━━━ ESTRATTO DEL DOCUMENTO ━━━
In particolare, le tre imprese (le Imprese) avrebbero colluso per influenzare la definizione del benchmark di riferimento elaborato dalla società S&P Global Platts (Indice Platts) al fine di artificialmente aumentare il prezzo dell’etanolo – un alcool derivante dalle biomasse ed utilizzato come biocarburante per veicoli – e di conseguenza i propri ricavi dalle vendite. L’Indice Platts veniva elaborato attraverso un processo di valutazione chiamato “Market on Close” (MOC) che analizza i prezzi delle negoziazioni avvenute nel porto di Rotterdam e nel barge market di Amsterdam-Rotterdam-Anversa (ARA) in un orario compreso tra le 16.00 e le 16.30, ora di Londra (Finestra MOC) – le piazze di negoziazione più importanti in Europa per il prezzo dell’etanolo.
L’indagine della Commissione ha rivelato che le Imprese avrebbero: (i) coordinato regolarmente tramite chat le proprie condotte commerciali prima, durante e dopo la Finestra MOC; (ii) limitato la fornitura di etanolo consegnato nell’area di Rotterdam per essere venduto durante la Finestra MOC e (iii) scambiato informazioni commercialmente sensibili.
━━━ ESTRATTO DEI DATI ━━━
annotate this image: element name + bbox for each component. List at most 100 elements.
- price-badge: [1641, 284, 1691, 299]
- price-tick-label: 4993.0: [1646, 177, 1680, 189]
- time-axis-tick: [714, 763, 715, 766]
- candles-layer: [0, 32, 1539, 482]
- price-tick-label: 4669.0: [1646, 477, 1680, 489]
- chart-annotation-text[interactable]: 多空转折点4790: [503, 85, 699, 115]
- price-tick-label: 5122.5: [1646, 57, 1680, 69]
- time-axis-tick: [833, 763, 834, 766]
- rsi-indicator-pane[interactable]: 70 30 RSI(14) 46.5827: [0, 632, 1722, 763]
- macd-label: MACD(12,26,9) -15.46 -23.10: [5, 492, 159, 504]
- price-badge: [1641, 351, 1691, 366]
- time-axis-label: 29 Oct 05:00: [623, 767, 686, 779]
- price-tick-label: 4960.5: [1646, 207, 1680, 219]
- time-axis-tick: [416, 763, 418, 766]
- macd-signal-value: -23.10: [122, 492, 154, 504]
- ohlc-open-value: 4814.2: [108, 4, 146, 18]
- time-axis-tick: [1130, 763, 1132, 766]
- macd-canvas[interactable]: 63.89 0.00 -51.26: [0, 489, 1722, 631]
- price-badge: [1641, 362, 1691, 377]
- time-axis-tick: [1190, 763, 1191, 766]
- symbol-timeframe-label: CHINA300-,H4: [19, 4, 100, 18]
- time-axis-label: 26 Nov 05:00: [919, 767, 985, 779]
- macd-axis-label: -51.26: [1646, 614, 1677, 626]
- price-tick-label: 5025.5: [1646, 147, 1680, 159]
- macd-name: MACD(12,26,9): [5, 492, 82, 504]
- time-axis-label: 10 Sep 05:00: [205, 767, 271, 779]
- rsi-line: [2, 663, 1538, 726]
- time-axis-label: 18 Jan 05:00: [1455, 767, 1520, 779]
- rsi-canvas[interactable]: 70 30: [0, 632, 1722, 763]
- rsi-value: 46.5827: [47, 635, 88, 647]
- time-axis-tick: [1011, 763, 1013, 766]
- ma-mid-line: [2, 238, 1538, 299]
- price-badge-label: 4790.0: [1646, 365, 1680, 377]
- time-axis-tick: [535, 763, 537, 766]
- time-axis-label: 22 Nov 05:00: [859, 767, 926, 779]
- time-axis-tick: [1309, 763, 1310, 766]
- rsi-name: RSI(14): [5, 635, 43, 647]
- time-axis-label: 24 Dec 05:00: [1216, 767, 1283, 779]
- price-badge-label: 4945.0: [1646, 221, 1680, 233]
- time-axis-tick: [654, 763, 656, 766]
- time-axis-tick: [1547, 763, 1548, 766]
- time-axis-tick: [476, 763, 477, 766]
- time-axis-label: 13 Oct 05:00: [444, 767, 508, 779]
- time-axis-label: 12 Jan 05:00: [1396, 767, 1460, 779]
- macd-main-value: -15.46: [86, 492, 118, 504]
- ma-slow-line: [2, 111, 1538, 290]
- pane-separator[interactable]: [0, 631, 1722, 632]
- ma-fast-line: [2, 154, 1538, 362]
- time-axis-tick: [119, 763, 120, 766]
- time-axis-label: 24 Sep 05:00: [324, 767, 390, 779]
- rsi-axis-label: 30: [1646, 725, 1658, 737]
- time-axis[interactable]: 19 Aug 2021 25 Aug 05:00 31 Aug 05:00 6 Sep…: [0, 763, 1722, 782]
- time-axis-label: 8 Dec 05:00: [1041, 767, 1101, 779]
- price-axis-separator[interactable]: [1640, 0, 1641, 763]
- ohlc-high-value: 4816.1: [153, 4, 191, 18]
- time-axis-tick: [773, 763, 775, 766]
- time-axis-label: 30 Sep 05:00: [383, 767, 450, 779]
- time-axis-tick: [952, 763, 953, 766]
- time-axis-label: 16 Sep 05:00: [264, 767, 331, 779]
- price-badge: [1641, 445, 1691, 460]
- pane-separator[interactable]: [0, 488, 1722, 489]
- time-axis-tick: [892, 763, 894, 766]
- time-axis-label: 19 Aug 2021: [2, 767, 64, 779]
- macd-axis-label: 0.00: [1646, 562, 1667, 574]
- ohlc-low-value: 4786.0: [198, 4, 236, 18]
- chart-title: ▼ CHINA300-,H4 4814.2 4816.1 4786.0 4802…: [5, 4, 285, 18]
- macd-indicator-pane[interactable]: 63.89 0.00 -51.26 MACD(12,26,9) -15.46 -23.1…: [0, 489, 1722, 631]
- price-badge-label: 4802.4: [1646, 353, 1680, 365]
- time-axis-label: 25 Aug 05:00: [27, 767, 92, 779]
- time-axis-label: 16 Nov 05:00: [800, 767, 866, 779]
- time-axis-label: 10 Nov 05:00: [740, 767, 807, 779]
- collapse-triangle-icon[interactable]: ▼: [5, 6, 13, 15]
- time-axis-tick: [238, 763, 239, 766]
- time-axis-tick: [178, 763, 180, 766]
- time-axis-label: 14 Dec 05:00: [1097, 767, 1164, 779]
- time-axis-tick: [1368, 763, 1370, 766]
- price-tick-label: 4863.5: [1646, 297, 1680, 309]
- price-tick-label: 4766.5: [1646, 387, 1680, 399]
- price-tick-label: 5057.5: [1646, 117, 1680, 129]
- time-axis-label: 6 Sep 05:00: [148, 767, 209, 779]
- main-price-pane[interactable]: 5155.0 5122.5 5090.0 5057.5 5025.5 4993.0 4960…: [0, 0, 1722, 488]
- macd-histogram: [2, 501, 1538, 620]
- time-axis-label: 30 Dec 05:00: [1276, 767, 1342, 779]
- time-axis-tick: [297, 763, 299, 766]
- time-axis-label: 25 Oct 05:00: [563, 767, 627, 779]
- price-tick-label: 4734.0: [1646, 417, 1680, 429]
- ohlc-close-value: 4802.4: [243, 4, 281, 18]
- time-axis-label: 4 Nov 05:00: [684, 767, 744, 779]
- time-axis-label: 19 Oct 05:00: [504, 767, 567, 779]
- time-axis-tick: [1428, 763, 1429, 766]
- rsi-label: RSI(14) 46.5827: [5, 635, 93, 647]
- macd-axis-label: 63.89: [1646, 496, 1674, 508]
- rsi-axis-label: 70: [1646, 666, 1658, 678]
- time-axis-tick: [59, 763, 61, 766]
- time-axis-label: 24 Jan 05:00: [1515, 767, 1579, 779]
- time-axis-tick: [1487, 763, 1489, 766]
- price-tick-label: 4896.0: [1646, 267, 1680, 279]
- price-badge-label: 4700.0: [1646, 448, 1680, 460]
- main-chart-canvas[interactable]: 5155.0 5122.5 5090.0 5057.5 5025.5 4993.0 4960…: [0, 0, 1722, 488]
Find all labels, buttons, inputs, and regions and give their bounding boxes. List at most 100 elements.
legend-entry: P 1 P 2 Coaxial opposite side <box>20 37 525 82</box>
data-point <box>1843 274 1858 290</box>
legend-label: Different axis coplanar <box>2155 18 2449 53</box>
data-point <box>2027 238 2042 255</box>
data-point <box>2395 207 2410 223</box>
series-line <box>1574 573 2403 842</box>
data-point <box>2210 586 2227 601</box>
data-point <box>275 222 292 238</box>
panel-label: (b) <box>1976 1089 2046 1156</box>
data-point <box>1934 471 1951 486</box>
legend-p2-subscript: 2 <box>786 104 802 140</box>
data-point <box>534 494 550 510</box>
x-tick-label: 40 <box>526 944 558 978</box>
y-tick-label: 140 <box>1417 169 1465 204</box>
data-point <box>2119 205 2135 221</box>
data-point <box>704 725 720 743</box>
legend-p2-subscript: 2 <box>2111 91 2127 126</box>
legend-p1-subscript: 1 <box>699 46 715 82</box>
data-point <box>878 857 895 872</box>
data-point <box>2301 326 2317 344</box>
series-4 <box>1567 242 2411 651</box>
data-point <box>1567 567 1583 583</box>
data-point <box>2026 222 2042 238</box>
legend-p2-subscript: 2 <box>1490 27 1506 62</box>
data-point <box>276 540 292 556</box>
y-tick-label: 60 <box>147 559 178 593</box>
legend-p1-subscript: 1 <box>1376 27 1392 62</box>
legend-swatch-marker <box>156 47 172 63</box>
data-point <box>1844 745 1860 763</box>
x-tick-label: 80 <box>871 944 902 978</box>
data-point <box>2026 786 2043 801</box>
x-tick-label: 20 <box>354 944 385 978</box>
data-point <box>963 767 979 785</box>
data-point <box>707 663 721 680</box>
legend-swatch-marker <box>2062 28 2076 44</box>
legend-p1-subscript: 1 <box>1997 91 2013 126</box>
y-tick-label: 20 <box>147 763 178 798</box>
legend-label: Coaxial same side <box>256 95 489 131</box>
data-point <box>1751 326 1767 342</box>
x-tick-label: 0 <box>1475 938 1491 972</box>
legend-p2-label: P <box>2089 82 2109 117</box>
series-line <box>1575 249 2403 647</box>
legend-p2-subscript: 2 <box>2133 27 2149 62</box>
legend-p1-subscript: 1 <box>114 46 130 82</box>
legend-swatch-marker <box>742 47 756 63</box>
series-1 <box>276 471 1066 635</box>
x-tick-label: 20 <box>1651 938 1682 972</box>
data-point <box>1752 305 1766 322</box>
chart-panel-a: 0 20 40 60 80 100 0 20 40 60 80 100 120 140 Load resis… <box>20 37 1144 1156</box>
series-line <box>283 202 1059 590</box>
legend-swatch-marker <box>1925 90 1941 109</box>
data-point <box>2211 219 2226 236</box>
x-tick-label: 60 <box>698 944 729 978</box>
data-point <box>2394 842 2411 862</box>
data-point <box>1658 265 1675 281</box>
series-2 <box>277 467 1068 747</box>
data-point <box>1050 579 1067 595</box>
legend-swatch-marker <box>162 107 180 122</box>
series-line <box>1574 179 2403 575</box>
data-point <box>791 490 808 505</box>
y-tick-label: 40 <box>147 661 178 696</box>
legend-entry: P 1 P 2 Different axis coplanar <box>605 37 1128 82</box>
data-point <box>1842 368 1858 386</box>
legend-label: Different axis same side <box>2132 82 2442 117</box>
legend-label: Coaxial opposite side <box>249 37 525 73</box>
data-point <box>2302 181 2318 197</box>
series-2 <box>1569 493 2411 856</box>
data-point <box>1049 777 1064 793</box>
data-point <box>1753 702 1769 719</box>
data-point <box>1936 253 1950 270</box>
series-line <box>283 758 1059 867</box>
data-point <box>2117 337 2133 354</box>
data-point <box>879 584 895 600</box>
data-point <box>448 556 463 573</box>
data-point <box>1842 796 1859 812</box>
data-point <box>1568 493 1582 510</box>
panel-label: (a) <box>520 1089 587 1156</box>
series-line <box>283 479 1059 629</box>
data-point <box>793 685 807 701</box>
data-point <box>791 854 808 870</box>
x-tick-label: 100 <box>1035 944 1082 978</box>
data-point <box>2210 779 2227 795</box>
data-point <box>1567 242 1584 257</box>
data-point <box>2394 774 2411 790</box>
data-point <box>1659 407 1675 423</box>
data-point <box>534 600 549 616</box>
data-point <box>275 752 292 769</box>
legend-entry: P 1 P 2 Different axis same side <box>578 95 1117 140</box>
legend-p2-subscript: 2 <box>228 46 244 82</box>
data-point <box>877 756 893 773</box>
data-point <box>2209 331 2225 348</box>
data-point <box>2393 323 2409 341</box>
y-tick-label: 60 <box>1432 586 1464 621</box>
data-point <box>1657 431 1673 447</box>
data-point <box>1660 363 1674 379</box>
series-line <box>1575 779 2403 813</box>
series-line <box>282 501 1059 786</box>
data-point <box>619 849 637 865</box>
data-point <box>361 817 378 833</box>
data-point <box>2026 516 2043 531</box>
━━━
= CONSEGNE =
1. Rispondi alle domande sul testo sull'etanolo.
(a) Quale società elabora l'Indice Platts?
(b) In quale fascia oraria, ora di Londra, cade la Finestra MOC?
(c) Con quale mezzo le Imprese avrebbero coordinato regolarmente le proprie condotte commerciali?
2. Trascrivi senza modifiche il passo del testo sull'etanolo compreso tra "In particolare, le" e "il prezzo dell’etanolo.", estremi inclusi.
Per rispondere basta il testo sull'etanolo, senza consultare gli elementi.

= ESERCIZIO SVOLTO =
1.
(a) S&P Global Platts.
(b) Tra le 16.00 e le 16.30.
(c) Tramite chat.

2.
In particolare, le tre imprese (le Imprese) avrebbero colluso per influenzare la definizione del benchmark di riferimento elaborato dalla società S&P Global Platts (Indice Platts) al fine di artificialmente aumentare il prezzo dell’etanolo – un alcool derivante dalle biomasse ed utilizzato come biocarburante per veicoli – e di conseguenza i propri ricavi dalle vendite. L’Indice Platts veniva elaborato attraverso un processo di valutazione chiamato “Market on Close” (MOC) che analizza i prezzi delle negoziazioni avvenute nel porto di Rotterdam e nel barge market di Amsterdam-Rotterdam-Anversa (ARA) in un orario compreso tra le 16.00 e le 16.30, ora di Londra (Finestra MOC) – le piazze di negoziazione più importanti in Europa per il prezzo dell’etanolo.